*** EXERCISE MATERIAL ***

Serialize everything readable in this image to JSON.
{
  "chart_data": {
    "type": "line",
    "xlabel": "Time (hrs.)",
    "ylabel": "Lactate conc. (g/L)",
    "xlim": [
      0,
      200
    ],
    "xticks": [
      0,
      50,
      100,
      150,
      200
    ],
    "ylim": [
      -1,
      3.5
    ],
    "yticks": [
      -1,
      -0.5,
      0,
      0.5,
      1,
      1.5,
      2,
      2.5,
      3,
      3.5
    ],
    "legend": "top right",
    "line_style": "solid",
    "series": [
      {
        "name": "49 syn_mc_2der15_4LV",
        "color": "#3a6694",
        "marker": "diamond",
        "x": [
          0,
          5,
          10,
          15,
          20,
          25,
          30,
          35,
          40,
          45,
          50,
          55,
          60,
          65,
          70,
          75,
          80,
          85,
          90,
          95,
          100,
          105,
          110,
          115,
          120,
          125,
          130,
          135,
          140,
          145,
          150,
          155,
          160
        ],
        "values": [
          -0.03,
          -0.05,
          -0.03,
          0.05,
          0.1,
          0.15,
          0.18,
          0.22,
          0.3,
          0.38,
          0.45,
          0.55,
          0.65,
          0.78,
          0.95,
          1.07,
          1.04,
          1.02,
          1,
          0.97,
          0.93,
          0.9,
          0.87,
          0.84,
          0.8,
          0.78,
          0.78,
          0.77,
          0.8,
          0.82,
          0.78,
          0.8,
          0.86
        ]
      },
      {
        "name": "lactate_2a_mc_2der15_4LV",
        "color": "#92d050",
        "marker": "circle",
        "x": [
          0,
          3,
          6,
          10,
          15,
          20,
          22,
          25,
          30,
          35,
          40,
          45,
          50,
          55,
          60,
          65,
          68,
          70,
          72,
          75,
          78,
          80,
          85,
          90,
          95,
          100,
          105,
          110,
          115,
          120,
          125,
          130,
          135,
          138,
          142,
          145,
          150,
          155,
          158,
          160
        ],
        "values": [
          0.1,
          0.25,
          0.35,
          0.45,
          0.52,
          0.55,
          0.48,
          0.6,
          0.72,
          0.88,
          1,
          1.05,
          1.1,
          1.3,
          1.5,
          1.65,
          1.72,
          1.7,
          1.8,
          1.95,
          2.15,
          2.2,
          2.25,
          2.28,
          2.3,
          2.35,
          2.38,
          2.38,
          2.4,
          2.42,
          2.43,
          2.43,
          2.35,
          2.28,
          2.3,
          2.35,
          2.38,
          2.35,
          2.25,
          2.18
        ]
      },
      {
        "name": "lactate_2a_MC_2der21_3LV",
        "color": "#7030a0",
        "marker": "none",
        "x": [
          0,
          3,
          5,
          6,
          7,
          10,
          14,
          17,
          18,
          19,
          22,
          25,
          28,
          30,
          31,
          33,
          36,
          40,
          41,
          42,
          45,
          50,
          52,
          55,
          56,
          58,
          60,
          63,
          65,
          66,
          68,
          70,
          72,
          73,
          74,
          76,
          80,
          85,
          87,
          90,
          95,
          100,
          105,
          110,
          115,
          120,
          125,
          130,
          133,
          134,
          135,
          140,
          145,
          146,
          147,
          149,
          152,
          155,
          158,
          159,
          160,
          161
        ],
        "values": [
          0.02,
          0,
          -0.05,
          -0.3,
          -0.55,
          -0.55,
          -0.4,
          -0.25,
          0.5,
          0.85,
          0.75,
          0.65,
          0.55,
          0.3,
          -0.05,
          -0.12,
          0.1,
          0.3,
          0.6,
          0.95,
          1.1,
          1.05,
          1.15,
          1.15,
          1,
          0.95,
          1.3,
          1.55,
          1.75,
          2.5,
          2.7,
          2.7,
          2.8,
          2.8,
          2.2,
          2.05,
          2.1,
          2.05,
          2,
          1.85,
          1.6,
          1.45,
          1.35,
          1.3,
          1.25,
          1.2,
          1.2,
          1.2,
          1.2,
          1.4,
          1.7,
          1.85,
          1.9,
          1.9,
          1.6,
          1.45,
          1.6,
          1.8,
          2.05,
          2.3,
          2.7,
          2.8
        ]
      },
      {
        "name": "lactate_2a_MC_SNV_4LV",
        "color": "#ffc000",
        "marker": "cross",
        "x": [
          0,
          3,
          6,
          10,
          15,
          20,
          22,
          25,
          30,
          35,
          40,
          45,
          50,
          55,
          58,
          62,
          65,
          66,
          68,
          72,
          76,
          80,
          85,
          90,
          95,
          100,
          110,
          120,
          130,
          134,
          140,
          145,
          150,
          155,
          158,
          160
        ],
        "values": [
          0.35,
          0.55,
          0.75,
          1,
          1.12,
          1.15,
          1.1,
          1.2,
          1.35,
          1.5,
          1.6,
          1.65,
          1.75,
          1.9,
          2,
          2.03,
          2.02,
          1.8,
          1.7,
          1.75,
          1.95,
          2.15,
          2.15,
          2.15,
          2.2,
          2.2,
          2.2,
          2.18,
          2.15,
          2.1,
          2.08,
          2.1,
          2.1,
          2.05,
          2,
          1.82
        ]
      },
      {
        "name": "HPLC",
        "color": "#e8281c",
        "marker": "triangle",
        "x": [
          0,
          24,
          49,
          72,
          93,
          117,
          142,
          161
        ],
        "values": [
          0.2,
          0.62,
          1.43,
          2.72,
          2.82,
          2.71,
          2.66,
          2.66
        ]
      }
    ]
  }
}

***

# [TO DO]
Each line of the listing above should be output exactly.

# [TASK ANSWER]
Serialize everything readable in this image to JSON.
{
  "chart_data": {
    "type": "line",
    "xlabel": "Time (hrs.)",
    "ylabel": "Lactate conc. (g/L)",
    "xlim": [
      0,
      200
    ],
    "xticks": [
      0,
      50,
      100,
      150,
      200
    ],
    "ylim": [
      -1,
      3.5
    ],
    "yticks": [
      -1,
      -0.5,
      0,
      0.5,
      1,
      1.5,
      2,
      2.5,
      3,
      3.5
    ],
    "legend": "top right",
    "line_style": "solid",
    "series": [
      {
        "name": "49 syn_mc_2der15_4LV",
        "color": "#3a6694",
        "marker": "diamond",
        "x": [
          0,
          5,
          10,
          15,
          20,
          25,
          30,
          35,
          40,
          45,
          50,
          55,
          60,
          65,
          70,
          75,
          80,
          85,
          90,
          95,
          100,
          105,
          110,
          115,
          120,
          125,
          130,
          135,
          140,
          145,
          150,
          155,
          160
        ],
        "values": [
          -0.03,
          -0.05,
          -0.03,
          0.05,
          0.1,
          0.15,
          0.18,
          0.22,
          0.3,
          0.38,
          0.45,
          0.55,
          0.65,
          0.78,
          0.95,
          1.07,
          1.04,
          1.02,
          1,
          0.97,
          0.93,
          0.9,
          0.87,
          0.84,
          0.8,
          0.78,
          0.78,
          0.77,
          0.8,
          0.82,
          0.78,
          0.8,
          0.86
        ]
      },
      {
        "name": "lactate_2a_mc_2der15_4LV",
        "color": "#92d050",
        "marker": "circle",
        "x": [
          0,
          3,
          6,
          10,
          15,
          20,
          22,
          25,
          30,
          35,
          40,
          45,
          50,
          55,
          60,
          65,
          68,
          70,
          72,
          75,
          78,
          80,
          85,
          90,
          95,
          100,
          105,
          110,
          115,
          120,
          125,
          130,
          135,
          138,
          142,
          145,
          150,
          155,
          158,
          160
        ],
        "values": [
          0.1,
          0.25,
          0.35,
          0.45,
          0.52,
          0.55,
          0.48,
          0.6,
          0.72,
          0.88,
          1,
          1.05,
          1.1,
          1.3,
          1.5,
          1.65,
          1.72,
          1.7,
          1.8,
          1.95,
          2.15,
          2.2,
          2.25,
          2.28,
          2.3,
          2.35,
          2.38,
          2.38,
          2.4,
          2.42,
          2.43,
          2.43,
          2.35,
          2.28,
          2.3,
          2.35,
          2.38,
          2.35,
          2.25,
          2.18
        ]
      },
      {
        "name": "lactate_2a_MC_2der21_3LV",
        "color": "#7030a0",
        "marker": "none",
        "x": [
          0,
          3,
          5,
          6,
          7,
          10,
          14,
          17,
          18,
          19,
          22,
          25,
          28,
          30,
          31,
          33,
          36,
          40,
          41,
          42,
          45,
          50,
          52,
          55,
          56,
          58,
          60,
          63,
          65,
          66,
          68,
          70,
          72,
          73,
          74,
          76,
          80,
          85,
          87,
          90,
          95,
          100,
          105,
          110,
          115,
          120,
          125,
          130,
          133,
          134,
          135,
          140,
          145,
          146,
          147,
          149,
          152,
          155,
          158,
          159,
          160,
          161
        ],
        "values": [
          0.02,
          0,
          -0.05,
          -0.3,
          -0.55,
          -0.55,
          -0.4,
          -0.25,
          0.5,
          0.85,
          0.75,
          0.65,
          0.55,
          0.3,
          -0.05,
          -0.12,
          0.1,
          0.3,
          0.6,
          0.95,
          1.1,
          1.05,
          1.15,
          1.15,
          1,
          0.95,
          1.3,
          1.55,
          1.75,
          2.5,
          2.7,
          2.7,
          2.8,
          2.8,
          2.2,
          2.05,
          2.1,
          2.05,
          2,
          1.85,
          1.6,
          1.45,
          1.35,
          1.3,
          1.25,
          1.2,
          1.2,
          1.2,
          1.2,
          1.4,
          1.7,
          1.85,
          1.9,
          1.9,
          1.6,
          1.45,
          1.6,
          1.8,
          2.05,
          2.3,
          2.7,
          2.8
        ]
      },
      {
        "name": "lactate_2a_MC_SNV_4LV",
        "color": "#ffc000",
        "marker": "cross",
        "x": [
          0,
          3,
          6,
          10,
          15,
          20,
          22,
          25,
          30,
          35,
          40,
          45,
          50,
          55,
          58,
          62,
          65,
          66,
          68,
          72,
          76,
          80,
          85,
          90,
          95,
          100,
          110,
          120,
          130,
          134,
          140,
          145,
          150,
          155,
          158,
          160
        ],
        "values": [
          0.35,
          0.55,
          0.75,
          1,
          1.12,
          1.15,
          1.1,
          1.2,
          1.35,
          1.5,
          1.6,
          1.65,
          1.75,
          1.9,
          2,
          2.03,
          2.02,
          1.8,
          1.7,
          1.75,
          1.95,
          2.15,
          2.15,
          2.15,
          2.2,
          2.2,
          2.2,
          2.18,
          2.15,
          2.1,
          2.08,
          2.1,
          2.1,
          2.05,
          2,
          1.82
        ]
      },
      {
        "name": "HPLC",
        "color": "#e8281c",
        "marker": "triangle",
        "x": [
          0,
          24,
          49,
          72,
          93,
          117,
          142,
          161
        ],
        "values": [
          0.2,
          0.62,
          1.43,
          2.72,
          2.82,
          2.71,
          2.66,
          2.66
        ]
      }
    ]
  }
}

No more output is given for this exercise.